*Problems to work on:*
- A) Please copy the merger hearings article word for word, between "So it’s a good" and "Political Party Time.", inclusive.
- B) According to the merger hearings article, who cohosted a "rooftop reception" in 2012 for Sen. Sheldon Whitehouse?

START Exercise passage

Sen. Mike Lee of Utah, the top-ranking Republican of the Senate antitrust subcommittee, was feted by an AT&T lobbyist. (Photo credit: U.S. Congress via GitHub)

Plenty of money and influence will be at the table Tuesday when the CEOs of AT&T and DirecTV appear at back-to-back hearings before two congressional subcommittees reviewing the anti-trust implications of the proposed merger between the two corporate giants.

The first hearing will be on the House side. Later, most of the same cast of characters will testify before a Senate panel.

So it’s a good time to review some of the considerations that might be in the back of lawmakers’ minds at they consider the merger, including their time spent with the companies’ lobbyists.

AT&T and DirecTV lobbyists we identified earlier as holding fundraisers for members of Congress helped members of the Judiciary Committee, according to records in Sunlight’s Political Party Time.

For example, DirecTV’s Andrew Athy cohosted a “rooftop reception” in 2012 for Sen. Sheldon Whitehouse, D-R.I.

END Exercise passage
START Data extract

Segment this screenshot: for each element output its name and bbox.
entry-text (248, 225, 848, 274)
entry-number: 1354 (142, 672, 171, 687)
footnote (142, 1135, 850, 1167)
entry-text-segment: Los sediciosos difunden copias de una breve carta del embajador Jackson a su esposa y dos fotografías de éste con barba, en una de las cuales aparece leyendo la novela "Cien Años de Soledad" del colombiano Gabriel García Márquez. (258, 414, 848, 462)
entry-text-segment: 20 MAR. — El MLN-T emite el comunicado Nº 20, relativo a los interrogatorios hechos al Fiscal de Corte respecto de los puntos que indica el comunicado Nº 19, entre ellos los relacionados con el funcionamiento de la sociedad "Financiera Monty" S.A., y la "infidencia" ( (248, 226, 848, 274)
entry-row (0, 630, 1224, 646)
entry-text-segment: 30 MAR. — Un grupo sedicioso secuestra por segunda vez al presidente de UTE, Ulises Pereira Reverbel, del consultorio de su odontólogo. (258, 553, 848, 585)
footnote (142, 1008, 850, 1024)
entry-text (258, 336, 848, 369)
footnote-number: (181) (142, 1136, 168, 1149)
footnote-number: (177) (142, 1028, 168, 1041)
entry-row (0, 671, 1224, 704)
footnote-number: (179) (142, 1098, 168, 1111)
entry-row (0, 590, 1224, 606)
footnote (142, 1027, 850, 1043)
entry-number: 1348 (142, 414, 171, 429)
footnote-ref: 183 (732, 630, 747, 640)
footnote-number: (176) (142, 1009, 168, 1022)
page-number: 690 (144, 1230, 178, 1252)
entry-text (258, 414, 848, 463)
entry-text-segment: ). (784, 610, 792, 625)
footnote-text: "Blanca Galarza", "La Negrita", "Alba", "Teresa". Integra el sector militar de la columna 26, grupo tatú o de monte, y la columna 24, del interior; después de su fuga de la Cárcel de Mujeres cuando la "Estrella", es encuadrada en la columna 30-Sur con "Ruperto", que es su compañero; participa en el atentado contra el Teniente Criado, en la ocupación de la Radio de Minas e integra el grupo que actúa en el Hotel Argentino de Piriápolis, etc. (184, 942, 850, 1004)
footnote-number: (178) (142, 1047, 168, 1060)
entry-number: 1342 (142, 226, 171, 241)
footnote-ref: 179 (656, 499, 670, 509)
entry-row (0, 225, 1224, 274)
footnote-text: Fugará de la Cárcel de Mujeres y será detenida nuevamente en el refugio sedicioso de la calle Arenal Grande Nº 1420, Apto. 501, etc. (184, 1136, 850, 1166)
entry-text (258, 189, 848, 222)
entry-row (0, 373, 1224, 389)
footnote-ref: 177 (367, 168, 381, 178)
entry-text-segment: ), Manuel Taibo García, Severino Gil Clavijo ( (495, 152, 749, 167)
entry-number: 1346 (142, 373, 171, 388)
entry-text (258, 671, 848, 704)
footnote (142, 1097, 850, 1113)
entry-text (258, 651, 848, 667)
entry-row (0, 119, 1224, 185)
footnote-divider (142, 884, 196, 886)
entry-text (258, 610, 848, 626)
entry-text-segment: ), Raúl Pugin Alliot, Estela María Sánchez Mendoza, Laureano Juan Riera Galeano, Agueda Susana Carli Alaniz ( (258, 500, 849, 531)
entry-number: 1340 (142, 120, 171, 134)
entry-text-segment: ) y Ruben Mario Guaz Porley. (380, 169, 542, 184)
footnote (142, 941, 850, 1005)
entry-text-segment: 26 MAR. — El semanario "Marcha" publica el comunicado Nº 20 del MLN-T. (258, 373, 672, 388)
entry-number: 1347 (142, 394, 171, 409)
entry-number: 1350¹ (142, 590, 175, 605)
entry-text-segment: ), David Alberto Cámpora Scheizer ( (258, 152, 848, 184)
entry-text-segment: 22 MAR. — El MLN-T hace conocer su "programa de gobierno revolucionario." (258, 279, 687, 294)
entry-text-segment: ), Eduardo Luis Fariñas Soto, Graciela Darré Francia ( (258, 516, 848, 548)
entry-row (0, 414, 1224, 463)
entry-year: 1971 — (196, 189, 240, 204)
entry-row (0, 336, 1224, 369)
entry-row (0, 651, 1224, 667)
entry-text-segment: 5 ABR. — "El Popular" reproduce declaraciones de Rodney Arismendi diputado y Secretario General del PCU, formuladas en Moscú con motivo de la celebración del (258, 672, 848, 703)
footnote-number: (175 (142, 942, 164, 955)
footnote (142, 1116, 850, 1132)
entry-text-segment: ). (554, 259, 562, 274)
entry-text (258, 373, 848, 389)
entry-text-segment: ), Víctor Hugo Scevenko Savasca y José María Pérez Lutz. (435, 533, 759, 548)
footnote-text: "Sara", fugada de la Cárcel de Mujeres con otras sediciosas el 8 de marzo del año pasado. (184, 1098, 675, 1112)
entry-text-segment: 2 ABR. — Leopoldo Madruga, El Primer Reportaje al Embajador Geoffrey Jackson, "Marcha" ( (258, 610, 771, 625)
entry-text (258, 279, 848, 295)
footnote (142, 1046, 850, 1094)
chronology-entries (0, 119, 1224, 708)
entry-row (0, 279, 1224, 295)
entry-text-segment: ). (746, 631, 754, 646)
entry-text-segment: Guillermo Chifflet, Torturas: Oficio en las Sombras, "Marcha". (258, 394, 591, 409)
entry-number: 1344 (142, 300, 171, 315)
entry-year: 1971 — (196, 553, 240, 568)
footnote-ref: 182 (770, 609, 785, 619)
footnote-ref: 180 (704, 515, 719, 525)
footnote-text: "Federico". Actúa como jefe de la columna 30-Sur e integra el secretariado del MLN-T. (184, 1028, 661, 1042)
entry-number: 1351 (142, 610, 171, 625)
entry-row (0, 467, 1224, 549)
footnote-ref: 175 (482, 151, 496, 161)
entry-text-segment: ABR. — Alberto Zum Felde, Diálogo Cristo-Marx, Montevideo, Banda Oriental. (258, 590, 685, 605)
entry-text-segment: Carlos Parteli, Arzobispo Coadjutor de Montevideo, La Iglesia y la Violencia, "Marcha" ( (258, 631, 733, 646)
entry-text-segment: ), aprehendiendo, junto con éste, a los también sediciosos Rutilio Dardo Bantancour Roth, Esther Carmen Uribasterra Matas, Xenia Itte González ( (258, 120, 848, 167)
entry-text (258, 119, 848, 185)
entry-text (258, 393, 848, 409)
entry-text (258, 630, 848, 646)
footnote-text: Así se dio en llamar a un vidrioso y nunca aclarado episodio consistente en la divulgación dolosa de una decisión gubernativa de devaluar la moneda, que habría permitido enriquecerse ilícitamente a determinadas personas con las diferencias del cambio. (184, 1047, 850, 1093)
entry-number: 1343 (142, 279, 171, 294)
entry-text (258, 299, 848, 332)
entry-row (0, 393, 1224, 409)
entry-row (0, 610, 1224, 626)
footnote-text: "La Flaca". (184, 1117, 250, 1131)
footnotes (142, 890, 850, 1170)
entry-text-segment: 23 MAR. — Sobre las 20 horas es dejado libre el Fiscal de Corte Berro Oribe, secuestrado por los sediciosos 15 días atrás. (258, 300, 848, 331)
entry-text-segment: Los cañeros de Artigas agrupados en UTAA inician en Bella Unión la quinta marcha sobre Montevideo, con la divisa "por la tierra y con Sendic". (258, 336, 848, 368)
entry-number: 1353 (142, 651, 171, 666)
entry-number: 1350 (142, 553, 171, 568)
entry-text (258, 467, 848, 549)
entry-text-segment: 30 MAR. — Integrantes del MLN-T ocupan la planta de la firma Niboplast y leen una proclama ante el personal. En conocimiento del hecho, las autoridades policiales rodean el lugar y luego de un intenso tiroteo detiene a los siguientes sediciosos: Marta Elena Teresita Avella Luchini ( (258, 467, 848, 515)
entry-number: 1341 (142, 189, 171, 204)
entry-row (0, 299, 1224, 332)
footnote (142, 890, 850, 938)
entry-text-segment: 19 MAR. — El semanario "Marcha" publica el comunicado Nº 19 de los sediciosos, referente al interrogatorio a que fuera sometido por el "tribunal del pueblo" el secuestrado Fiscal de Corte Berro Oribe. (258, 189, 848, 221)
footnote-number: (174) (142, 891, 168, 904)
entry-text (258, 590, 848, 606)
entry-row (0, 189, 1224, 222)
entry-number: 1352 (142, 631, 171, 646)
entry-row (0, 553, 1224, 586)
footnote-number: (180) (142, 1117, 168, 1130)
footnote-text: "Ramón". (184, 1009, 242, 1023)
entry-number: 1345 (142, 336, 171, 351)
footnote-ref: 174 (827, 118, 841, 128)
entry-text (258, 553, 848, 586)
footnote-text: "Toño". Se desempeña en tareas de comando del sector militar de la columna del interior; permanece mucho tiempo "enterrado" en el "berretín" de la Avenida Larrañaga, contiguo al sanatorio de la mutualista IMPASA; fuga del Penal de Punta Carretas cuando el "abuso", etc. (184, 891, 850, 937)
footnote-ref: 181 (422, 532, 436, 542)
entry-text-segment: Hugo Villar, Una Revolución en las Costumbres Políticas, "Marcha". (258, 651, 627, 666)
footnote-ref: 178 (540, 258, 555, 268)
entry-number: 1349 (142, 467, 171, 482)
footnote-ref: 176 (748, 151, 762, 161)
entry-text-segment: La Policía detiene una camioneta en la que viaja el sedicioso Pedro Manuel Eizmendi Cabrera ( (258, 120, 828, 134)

END Data extract

*Completed exercise:*
- A)
So it’s a good time to review some of the considerations that might be in the back of lawmakers’ minds at they consider the merger, including their time spent with the companies’ lobbyists.

AT&T and DirecTV lobbyists we identified earlier as holding fundraisers for members of Congress helped members of the Judiciary Committee, according to records in Sunlight’s Political Party Time.

- B) DirecTV's Andrew Athy